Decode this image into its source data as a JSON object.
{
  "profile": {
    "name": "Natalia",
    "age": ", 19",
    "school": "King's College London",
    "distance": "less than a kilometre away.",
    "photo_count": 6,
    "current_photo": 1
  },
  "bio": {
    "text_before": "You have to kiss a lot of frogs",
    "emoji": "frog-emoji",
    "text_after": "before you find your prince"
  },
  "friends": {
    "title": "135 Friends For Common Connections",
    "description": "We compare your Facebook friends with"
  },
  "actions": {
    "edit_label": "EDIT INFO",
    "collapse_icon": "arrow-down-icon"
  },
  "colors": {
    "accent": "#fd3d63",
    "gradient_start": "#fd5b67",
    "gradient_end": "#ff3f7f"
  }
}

**Required task**. Reproduce every record, matching each line exactly.

**Exercise response**.
Decode this image into its source data as a JSON object.
{
  "profile": {
    "name": "Natalia",
    "age": ", 19",
    "school": "King's College London",
    "distance": "less than a kilometre away.",
    "photo_count": 6,
    "current_photo": 1
  },
  "bio": {
    "text_before": "You have to kiss a lot of frogs",
    "emoji": "frog-emoji",
    "text_after": "before you find your prince"
  },
  "friends": {
    "title": "135 Friends For Common Connections",
    "description": "We compare your Facebook friends with"
  },
  "actions": {
    "edit_label": "EDIT INFO",
    "collapse_icon": "arrow-down-icon"
  },
  "colors": {
    "accent": "#fd3d63",
    "gradient_start": "#fd5b67",
    "gradient_end": "#ff3f7f"
  }
}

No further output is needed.